■ **Required work**: Looking at the listing beneath, work out how many lines hold "legend" and report only that figure.

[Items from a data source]
-- start --

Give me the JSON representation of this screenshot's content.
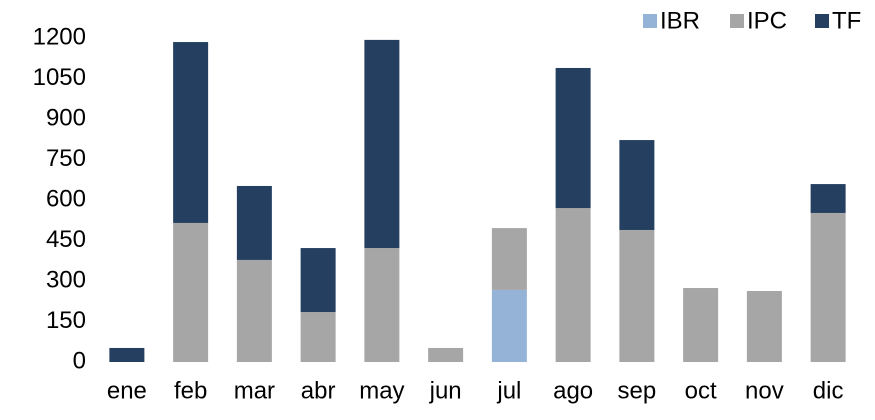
{
  "chart_data": {
    "type": "stacked_bar",
    "categories": [
      "ene",
      "feb",
      "mar",
      "abr",
      "may",
      "jun",
      "jul",
      "ago",
      "sep",
      "oct",
      "nov",
      "dic"
    ],
    "series": [
      {
        "name": "IBR",
        "color": "#95b3d7",
        "values": [
          0,
          0,
          0,
          0,
          0,
          0,
          267,
          0,
          0,
          0,
          0,
          0
        ]
      },
      {
        "name": "IPC",
        "color": "#a6a6a6",
        "values": [
          0,
          515,
          378,
          185,
          422,
          52,
          229,
          570,
          489,
          274,
          263,
          552
        ]
      },
      {
        "name": "TF",
        "color": "#243f60",
        "values": [
          52,
          670,
          274,
          237,
          771,
          0,
          0,
          519,
          333,
          0,
          0,
          107
        ]
      }
    ],
    "ylim": [
      0,
      1200
    ],
    "yticks": [
      0,
      150,
      300,
      450,
      600,
      750,
      900,
      1050,
      1200
    ],
    "legend": "top-right"
  }
}
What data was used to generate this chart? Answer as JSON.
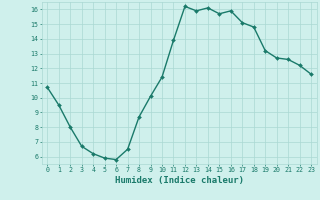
{
  "x": [
    0,
    1,
    2,
    3,
    4,
    5,
    6,
    7,
    8,
    9,
    10,
    11,
    12,
    13,
    14,
    15,
    16,
    17,
    18,
    19,
    20,
    21,
    22,
    23
  ],
  "y": [
    10.7,
    9.5,
    8.0,
    6.7,
    6.2,
    5.9,
    5.8,
    6.5,
    8.7,
    10.1,
    11.4,
    13.9,
    16.2,
    15.9,
    16.1,
    15.7,
    15.9,
    15.1,
    14.8,
    13.2,
    12.7,
    12.6,
    12.2,
    11.6
  ],
  "line_color": "#1a7a6a",
  "marker": "D",
  "marker_size": 2.0,
  "line_width": 1.0,
  "xlabel": "Humidex (Indice chaleur)",
  "xlabel_fontsize": 6.5,
  "xlabel_fontweight": "bold",
  "background_color": "#cff0ec",
  "grid_color": "#aad8d3",
  "tick_color": "#1a7a6a",
  "xlim": [
    -0.5,
    23.5
  ],
  "ylim": [
    5.5,
    16.5
  ],
  "yticks": [
    6,
    7,
    8,
    9,
    10,
    11,
    12,
    13,
    14,
    15,
    16
  ],
  "xticks": [
    0,
    1,
    2,
    3,
    4,
    5,
    6,
    7,
    8,
    9,
    10,
    11,
    12,
    13,
    14,
    15,
    16,
    17,
    18,
    19,
    20,
    21,
    22,
    23
  ],
  "tick_fontsize": 4.8
}
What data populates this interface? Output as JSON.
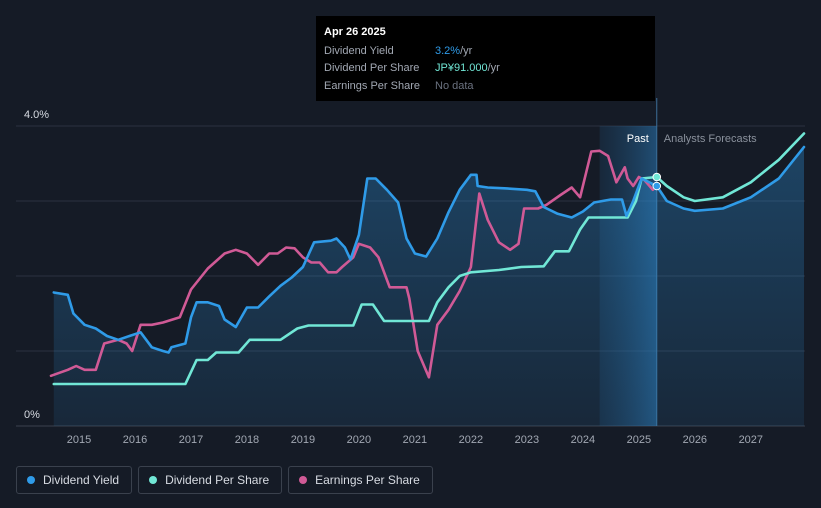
{
  "chart_data": {
    "type": "line",
    "y_axis": {
      "top_label": "4.0%",
      "bottom_label": "0%",
      "ylim": [
        0,
        4.0
      ],
      "grid": true
    },
    "x_ticks": [
      "2015",
      "2016",
      "2017",
      "2018",
      "2019",
      "2020",
      "2021",
      "2022",
      "2023",
      "2024",
      "2025",
      "2026",
      "2027"
    ],
    "xlim": [
      2014.5,
      2027.95
    ],
    "sections": {
      "past": "Past",
      "forecast": "Analysts Forecasts",
      "past_band": [
        2024.3,
        2025.32
      ]
    },
    "series": [
      {
        "name": "Dividend Yield",
        "color": "#2f9be8",
        "fill": true,
        "points": [
          [
            2014.55,
            1.78
          ],
          [
            2014.8,
            1.75
          ],
          [
            2014.9,
            1.5
          ],
          [
            2015.1,
            1.35
          ],
          [
            2015.3,
            1.3
          ],
          [
            2015.5,
            1.2
          ],
          [
            2015.7,
            1.15
          ],
          [
            2015.9,
            1.2
          ],
          [
            2016.1,
            1.25
          ],
          [
            2016.3,
            1.05
          ],
          [
            2016.5,
            1.0
          ],
          [
            2016.6,
            0.98
          ],
          [
            2016.65,
            1.05
          ],
          [
            2016.9,
            1.1
          ],
          [
            2017.0,
            1.45
          ],
          [
            2017.1,
            1.65
          ],
          [
            2017.3,
            1.65
          ],
          [
            2017.5,
            1.6
          ],
          [
            2017.6,
            1.42
          ],
          [
            2017.8,
            1.32
          ],
          [
            2018.0,
            1.58
          ],
          [
            2018.2,
            1.58
          ],
          [
            2018.4,
            1.73
          ],
          [
            2018.6,
            1.87
          ],
          [
            2018.8,
            1.98
          ],
          [
            2019.0,
            2.12
          ],
          [
            2019.2,
            2.45
          ],
          [
            2019.5,
            2.47
          ],
          [
            2019.6,
            2.5
          ],
          [
            2019.75,
            2.38
          ],
          [
            2019.85,
            2.22
          ],
          [
            2020.0,
            2.55
          ],
          [
            2020.15,
            3.3
          ],
          [
            2020.3,
            3.3
          ],
          [
            2020.5,
            3.15
          ],
          [
            2020.7,
            2.98
          ],
          [
            2020.85,
            2.5
          ],
          [
            2021.0,
            2.3
          ],
          [
            2021.2,
            2.26
          ],
          [
            2021.4,
            2.5
          ],
          [
            2021.6,
            2.85
          ],
          [
            2021.8,
            3.15
          ],
          [
            2022.0,
            3.35
          ],
          [
            2022.1,
            3.35
          ],
          [
            2022.12,
            3.2
          ],
          [
            2022.3,
            3.18
          ],
          [
            2022.6,
            3.17
          ],
          [
            2023.0,
            3.15
          ],
          [
            2023.15,
            3.13
          ],
          [
            2023.3,
            2.92
          ],
          [
            2023.55,
            2.83
          ],
          [
            2023.8,
            2.78
          ],
          [
            2024.0,
            2.86
          ],
          [
            2024.2,
            2.98
          ],
          [
            2024.5,
            3.02
          ],
          [
            2024.7,
            3.02
          ],
          [
            2024.78,
            2.8
          ],
          [
            2024.9,
            3.0
          ],
          [
            2025.05,
            3.3
          ],
          [
            2025.32,
            3.2
          ],
          [
            2025.5,
            3.0
          ],
          [
            2025.8,
            2.9
          ],
          [
            2026.0,
            2.87
          ],
          [
            2026.5,
            2.9
          ],
          [
            2027.0,
            3.05
          ],
          [
            2027.5,
            3.3
          ],
          [
            2027.95,
            3.72
          ]
        ]
      },
      {
        "name": "Dividend Per Share",
        "color": "#71e7d6",
        "fill": false,
        "points": [
          [
            2014.55,
            0.56
          ],
          [
            2016.9,
            0.56
          ],
          [
            2017.1,
            0.88
          ],
          [
            2017.3,
            0.88
          ],
          [
            2017.45,
            0.98
          ],
          [
            2017.85,
            0.98
          ],
          [
            2018.05,
            1.15
          ],
          [
            2018.6,
            1.15
          ],
          [
            2018.9,
            1.3
          ],
          [
            2019.1,
            1.34
          ],
          [
            2019.9,
            1.34
          ],
          [
            2020.05,
            1.62
          ],
          [
            2020.25,
            1.62
          ],
          [
            2020.45,
            1.4
          ],
          [
            2021.25,
            1.4
          ],
          [
            2021.4,
            1.65
          ],
          [
            2021.6,
            1.85
          ],
          [
            2021.8,
            2.0
          ],
          [
            2022.0,
            2.05
          ],
          [
            2022.5,
            2.08
          ],
          [
            2022.9,
            2.12
          ],
          [
            2023.3,
            2.13
          ],
          [
            2023.5,
            2.33
          ],
          [
            2023.75,
            2.33
          ],
          [
            2023.95,
            2.62
          ],
          [
            2024.1,
            2.78
          ],
          [
            2024.8,
            2.78
          ],
          [
            2024.95,
            3.0
          ],
          [
            2025.05,
            3.3
          ],
          [
            2025.32,
            3.32
          ],
          [
            2025.5,
            3.2
          ],
          [
            2025.8,
            3.05
          ],
          [
            2026.0,
            3.0
          ],
          [
            2026.5,
            3.05
          ],
          [
            2027.0,
            3.25
          ],
          [
            2027.5,
            3.55
          ],
          [
            2027.95,
            3.9
          ]
        ]
      },
      {
        "name": "Earnings Per Share",
        "color": "#d05a96",
        "fill": false,
        "points": [
          [
            2014.5,
            0.67
          ],
          [
            2014.8,
            0.75
          ],
          [
            2014.95,
            0.8
          ],
          [
            2015.1,
            0.75
          ],
          [
            2015.3,
            0.75
          ],
          [
            2015.45,
            1.1
          ],
          [
            2015.7,
            1.15
          ],
          [
            2015.85,
            1.1
          ],
          [
            2015.95,
            1.0
          ],
          [
            2016.1,
            1.35
          ],
          [
            2016.3,
            1.35
          ],
          [
            2016.5,
            1.38
          ],
          [
            2016.8,
            1.45
          ],
          [
            2017.0,
            1.82
          ],
          [
            2017.3,
            2.1
          ],
          [
            2017.6,
            2.3
          ],
          [
            2017.8,
            2.35
          ],
          [
            2018.0,
            2.3
          ],
          [
            2018.2,
            2.15
          ],
          [
            2018.4,
            2.3
          ],
          [
            2018.55,
            2.3
          ],
          [
            2018.7,
            2.38
          ],
          [
            2018.85,
            2.37
          ],
          [
            2019.0,
            2.25
          ],
          [
            2019.15,
            2.18
          ],
          [
            2019.3,
            2.18
          ],
          [
            2019.45,
            2.05
          ],
          [
            2019.6,
            2.05
          ],
          [
            2019.7,
            2.12
          ],
          [
            2019.9,
            2.25
          ],
          [
            2020.0,
            2.43
          ],
          [
            2020.2,
            2.38
          ],
          [
            2020.35,
            2.25
          ],
          [
            2020.55,
            1.85
          ],
          [
            2020.7,
            1.85
          ],
          [
            2020.85,
            1.85
          ],
          [
            2020.9,
            1.7
          ],
          [
            2021.05,
            1.0
          ],
          [
            2021.25,
            0.65
          ],
          [
            2021.4,
            1.35
          ],
          [
            2021.6,
            1.55
          ],
          [
            2021.8,
            1.8
          ],
          [
            2022.0,
            2.12
          ],
          [
            2022.15,
            3.1
          ],
          [
            2022.3,
            2.75
          ],
          [
            2022.5,
            2.45
          ],
          [
            2022.7,
            2.35
          ],
          [
            2022.85,
            2.43
          ],
          [
            2022.95,
            2.9
          ],
          [
            2023.2,
            2.9
          ],
          [
            2023.35,
            2.95
          ],
          [
            2023.6,
            3.08
          ],
          [
            2023.8,
            3.18
          ],
          [
            2023.95,
            3.05
          ],
          [
            2024.15,
            3.66
          ],
          [
            2024.3,
            3.67
          ],
          [
            2024.45,
            3.6
          ],
          [
            2024.6,
            3.25
          ],
          [
            2024.75,
            3.45
          ],
          [
            2024.8,
            3.3
          ],
          [
            2024.9,
            3.2
          ],
          [
            2025.0,
            3.32
          ],
          [
            2025.1,
            3.28
          ],
          [
            2025.25,
            3.15
          ]
        ]
      }
    ],
    "markers": [
      {
        "series": "Dividend Per Share",
        "x": 2025.32,
        "y": 3.32
      },
      {
        "series": "Dividend Yield",
        "x": 2025.32,
        "y": 3.2
      }
    ]
  },
  "tooltip": {
    "date": "Apr 26 2025",
    "rows": [
      {
        "label": "Dividend Yield",
        "value": "3.2%",
        "unit": " /yr"
      },
      {
        "label": "Dividend Per Share",
        "value": "JP¥91.000",
        "unit": " /yr"
      },
      {
        "label": "Earnings Per Share",
        "value": "No data"
      }
    ]
  },
  "legend": [
    {
      "label": "Dividend Yield",
      "color": "#2f9be8"
    },
    {
      "label": "Dividend Per Share",
      "color": "#71e7d6"
    },
    {
      "label": "Earnings Per Share",
      "color": "#d05a96"
    }
  ]
}
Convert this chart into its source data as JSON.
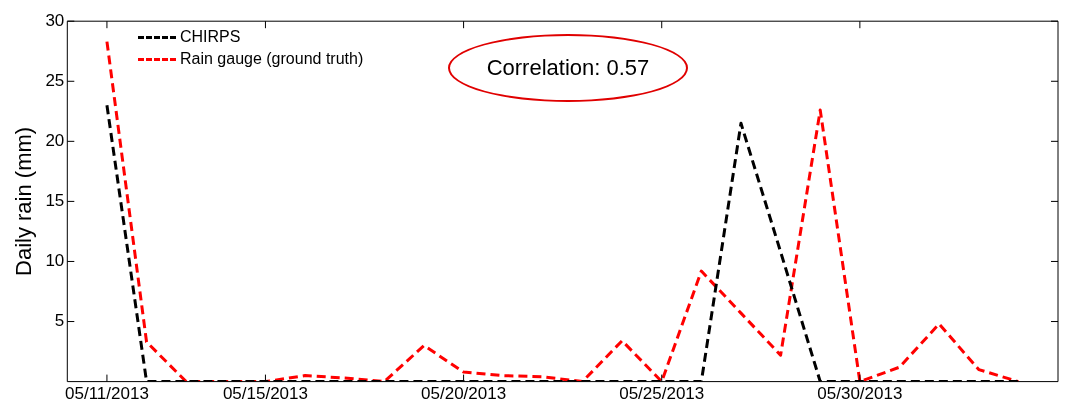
{
  "chart_data": {
    "type": "line",
    "ylabel": "Daily rain (mm)",
    "x": [
      "2013-05-11",
      "2013-05-12",
      "2013-05-13",
      "2013-05-14",
      "2013-05-15",
      "2013-05-16",
      "2013-05-17",
      "2013-05-18",
      "2013-05-19",
      "2013-05-20",
      "2013-05-21",
      "2013-05-22",
      "2013-05-23",
      "2013-05-24",
      "2013-05-25",
      "2013-05-26",
      "2013-05-27",
      "2013-05-28",
      "2013-05-29",
      "2013-05-30",
      "2013-05-31",
      "2013-06-01",
      "2013-06-02",
      "2013-06-03"
    ],
    "series": [
      {
        "name": "CHIRPS",
        "color": "#000000",
        "values": [
          23,
          0,
          0,
          0,
          0,
          0,
          0,
          0,
          0,
          0,
          0,
          0,
          0,
          0,
          0,
          0,
          21.5,
          10.8,
          0,
          0,
          0,
          0,
          0,
          0
        ]
      },
      {
        "name": "Rain gauge (ground truth)",
        "color": "#ff0000",
        "values": [
          28.3,
          3.3,
          0,
          0,
          0,
          0.5,
          0.3,
          0,
          3,
          0.8,
          0.5,
          0.4,
          0,
          3.4,
          0,
          9.2,
          5.7,
          2.2,
          22.6,
          0,
          1.2,
          4.8,
          1,
          0
        ]
      }
    ],
    "xlim": [
      "2013-05-10",
      "2013-06-04"
    ],
    "xticks": [
      {
        "value": "2013-05-11",
        "label": "05/11/2013"
      },
      {
        "value": "2013-05-15",
        "label": "05/15/2013"
      },
      {
        "value": "2013-05-20",
        "label": "05/20/2013"
      },
      {
        "value": "2013-05-25",
        "label": "05/25/2013"
      },
      {
        "value": "2013-05-30",
        "label": "05/30/2013"
      }
    ],
    "ylim": [
      0,
      30
    ],
    "yticks": [
      5,
      10,
      15,
      20,
      25,
      30
    ],
    "annotations": [
      "Correlation: 0.57"
    ],
    "legend": "top left",
    "grid": false,
    "line_style": "dashed",
    "marker": "none"
  }
}
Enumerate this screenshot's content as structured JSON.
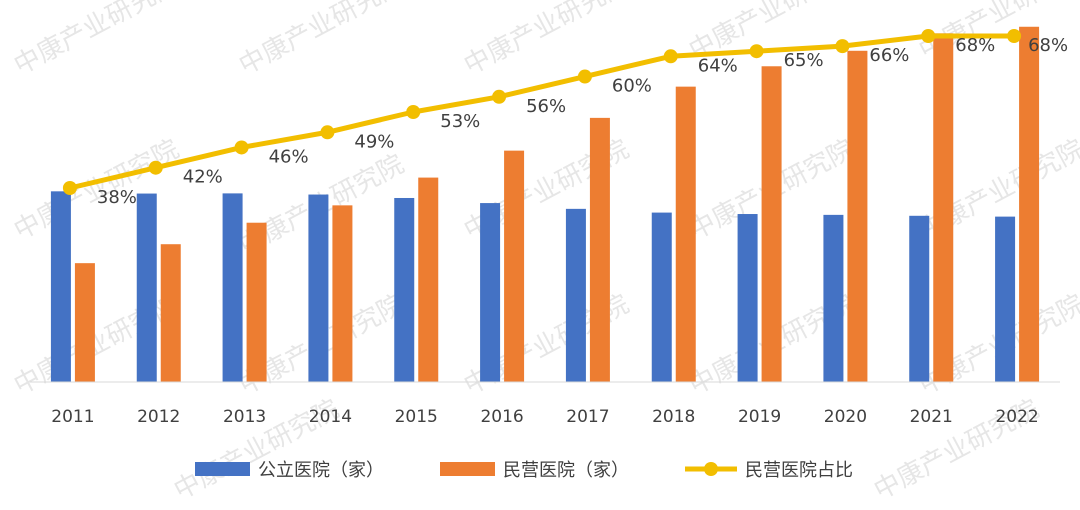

-- end --

■ **Finished task**: 3